Extracted data entries:
__________________________________________________

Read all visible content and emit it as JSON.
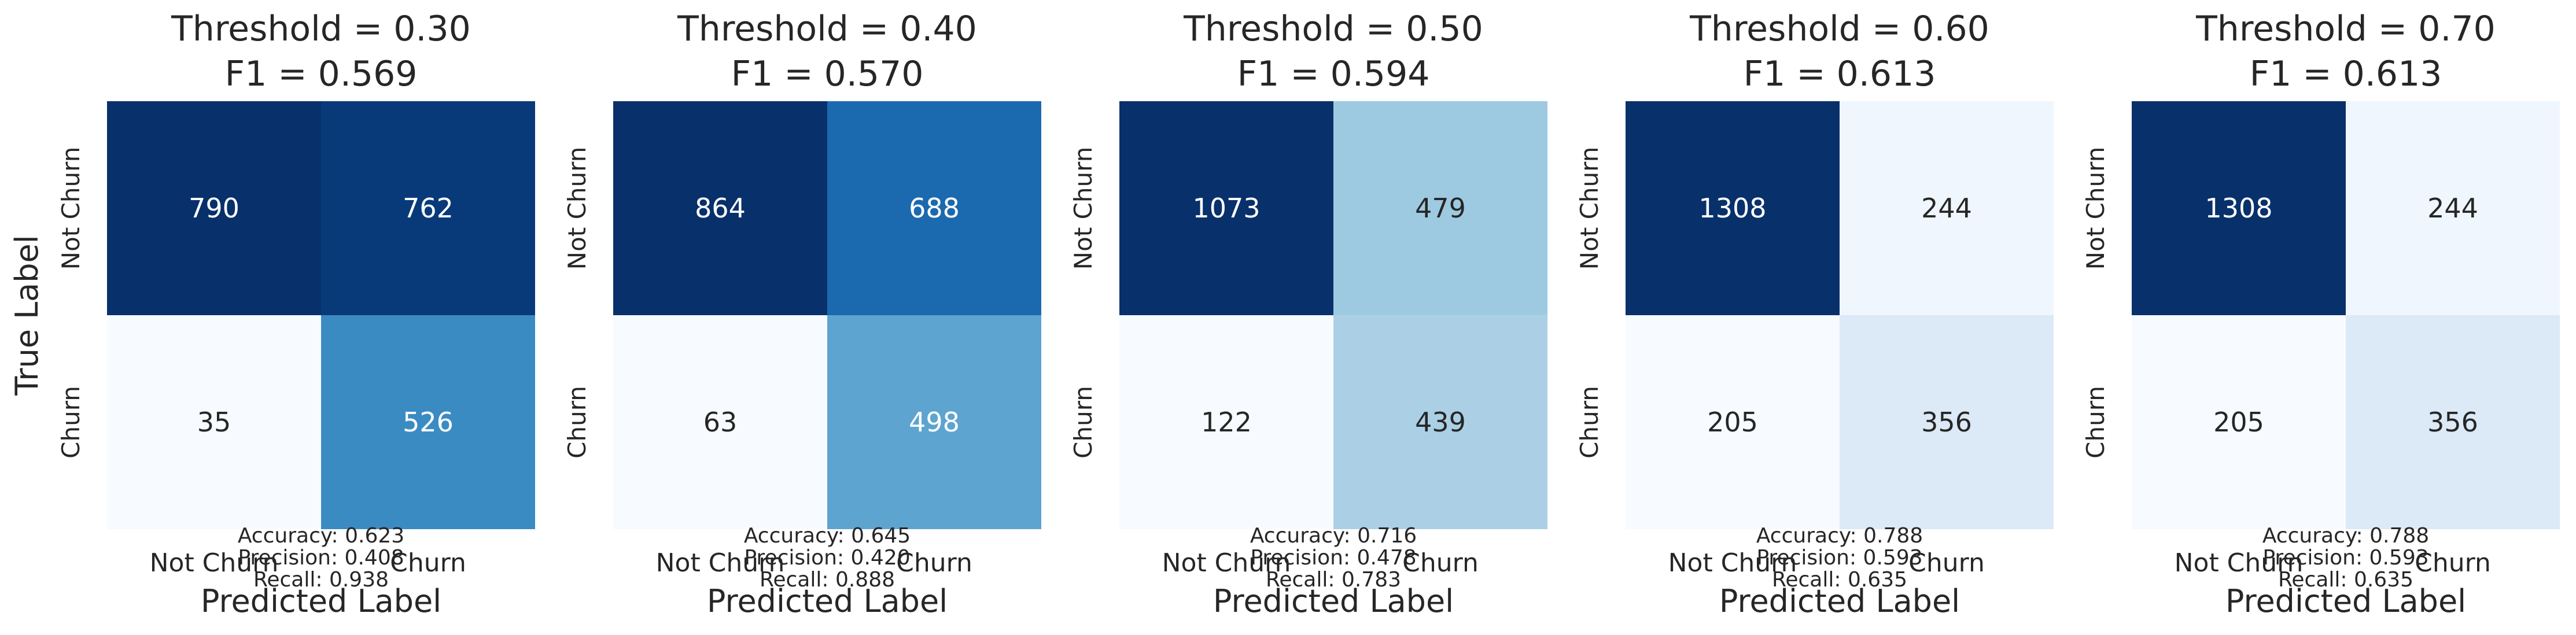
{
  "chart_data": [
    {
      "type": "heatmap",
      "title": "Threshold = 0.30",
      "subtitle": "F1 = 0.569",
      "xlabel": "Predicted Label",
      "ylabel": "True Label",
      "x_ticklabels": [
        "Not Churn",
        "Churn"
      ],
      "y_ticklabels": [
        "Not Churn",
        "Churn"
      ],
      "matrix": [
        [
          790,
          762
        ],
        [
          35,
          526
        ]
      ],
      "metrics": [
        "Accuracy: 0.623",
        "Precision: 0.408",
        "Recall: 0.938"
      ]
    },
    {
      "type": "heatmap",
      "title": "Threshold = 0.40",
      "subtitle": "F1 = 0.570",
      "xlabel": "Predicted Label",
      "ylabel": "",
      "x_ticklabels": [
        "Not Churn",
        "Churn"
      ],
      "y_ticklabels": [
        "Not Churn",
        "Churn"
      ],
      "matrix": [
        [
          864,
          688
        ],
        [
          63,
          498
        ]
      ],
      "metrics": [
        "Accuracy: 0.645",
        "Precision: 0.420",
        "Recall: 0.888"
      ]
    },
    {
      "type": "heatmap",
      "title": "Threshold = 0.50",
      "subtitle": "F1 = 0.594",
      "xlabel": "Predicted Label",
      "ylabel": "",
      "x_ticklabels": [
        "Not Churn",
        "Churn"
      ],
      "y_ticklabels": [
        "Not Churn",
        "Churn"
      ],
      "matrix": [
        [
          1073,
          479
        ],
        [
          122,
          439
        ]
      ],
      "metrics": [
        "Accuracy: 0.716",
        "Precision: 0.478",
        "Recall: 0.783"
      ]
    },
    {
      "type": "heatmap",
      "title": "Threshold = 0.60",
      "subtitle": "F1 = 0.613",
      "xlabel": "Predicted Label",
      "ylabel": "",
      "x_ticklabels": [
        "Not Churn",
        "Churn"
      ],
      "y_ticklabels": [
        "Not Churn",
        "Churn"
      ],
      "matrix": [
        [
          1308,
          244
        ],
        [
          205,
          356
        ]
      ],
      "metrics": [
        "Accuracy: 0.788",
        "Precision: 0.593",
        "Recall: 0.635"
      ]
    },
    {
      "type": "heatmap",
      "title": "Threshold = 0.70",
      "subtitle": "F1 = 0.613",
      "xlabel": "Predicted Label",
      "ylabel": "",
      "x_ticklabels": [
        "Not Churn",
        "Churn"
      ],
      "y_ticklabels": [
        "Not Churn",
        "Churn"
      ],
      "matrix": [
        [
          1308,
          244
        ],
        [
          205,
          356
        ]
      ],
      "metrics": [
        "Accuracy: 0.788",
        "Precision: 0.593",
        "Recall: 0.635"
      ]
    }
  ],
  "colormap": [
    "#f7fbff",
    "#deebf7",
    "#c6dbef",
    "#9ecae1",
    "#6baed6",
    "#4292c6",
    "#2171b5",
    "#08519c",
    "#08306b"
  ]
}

__________________________________________________

Directions: Reproduce all of the entries word for word, skipping any pictures they hold.

The reply:
Read all visible content and emit it as JSON.
{
  "chart_data": [
    {
      "type": "heatmap",
      "title": "Threshold = 0.30",
      "subtitle": "F1 = 0.569",
      "xlabel": "Predicted Label",
      "ylabel": "True Label",
      "x_ticklabels": [
        "Not Churn",
        "Churn"
      ],
      "y_ticklabels": [
        "Not Churn",
        "Churn"
      ],
      "matrix": [
        [
          790,
          762
        ],
        [
          35,
          526
        ]
      ],
      "metrics": [
        "Accuracy: 0.623",
        "Precision: 0.408",
        "Recall: 0.938"
      ]
    },
    {
      "type": "heatmap",
      "title": "Threshold = 0.40",
      "subtitle": "F1 = 0.570",
      "xlabel": "Predicted Label",
      "ylabel": "",
      "x_ticklabels": [
        "Not Churn",
        "Churn"
      ],
      "y_ticklabels": [
        "Not Churn",
        "Churn"
      ],
      "matrix": [
        [
          864,
          688
        ],
        [
          63,
          498
        ]
      ],
      "metrics": [
        "Accuracy: 0.645",
        "Precision: 0.420",
        "Recall: 0.888"
      ]
    },
    {
      "type": "heatmap",
      "title": "Threshold = 0.50",
      "subtitle": "F1 = 0.594",
      "xlabel": "Predicted Label",
      "ylabel": "",
      "x_ticklabels": [
        "Not Churn",
        "Churn"
      ],
      "y_ticklabels": [
        "Not Churn",
        "Churn"
      ],
      "matrix": [
        [
          1073,
          479
        ],
        [
          122,
          439
        ]
      ],
      "metrics": [
        "Accuracy: 0.716",
        "Precision: 0.478",
        "Recall: 0.783"
      ]
    },
    {
      "type": "heatmap",
      "title": "Threshold = 0.60",
      "subtitle": "F1 = 0.613",
      "xlabel": "Predicted Label",
      "ylabel": "",
      "x_ticklabels": [
        "Not Churn",
        "Churn"
      ],
      "y_ticklabels": [
        "Not Churn",
        "Churn"
      ],
      "matrix": [
        [
          1308,
          244
        ],
        [
          205,
          356
        ]
      ],
      "metrics": [
        "Accuracy: 0.788",
        "Precision: 0.593",
        "Recall: 0.635"
      ]
    },
    {
      "type": "heatmap",
      "title": "Threshold = 0.70",
      "subtitle": "F1 = 0.613",
      "xlabel": "Predicted Label",
      "ylabel": "",
      "x_ticklabels": [
        "Not Churn",
        "Churn"
      ],
      "y_ticklabels": [
        "Not Churn",
        "Churn"
      ],
      "matrix": [
        [
          1308,
          244
        ],
        [
          205,
          356
        ]
      ],
      "metrics": [
        "Accuracy: 0.788",
        "Precision: 0.593",
        "Recall: 0.635"
      ]
    }
  ],
  "colormap": [
    "#f7fbff",
    "#deebf7",
    "#c6dbef",
    "#9ecae1",
    "#6baed6",
    "#4292c6",
    "#2171b5",
    "#08519c",
    "#08306b"
  ]
}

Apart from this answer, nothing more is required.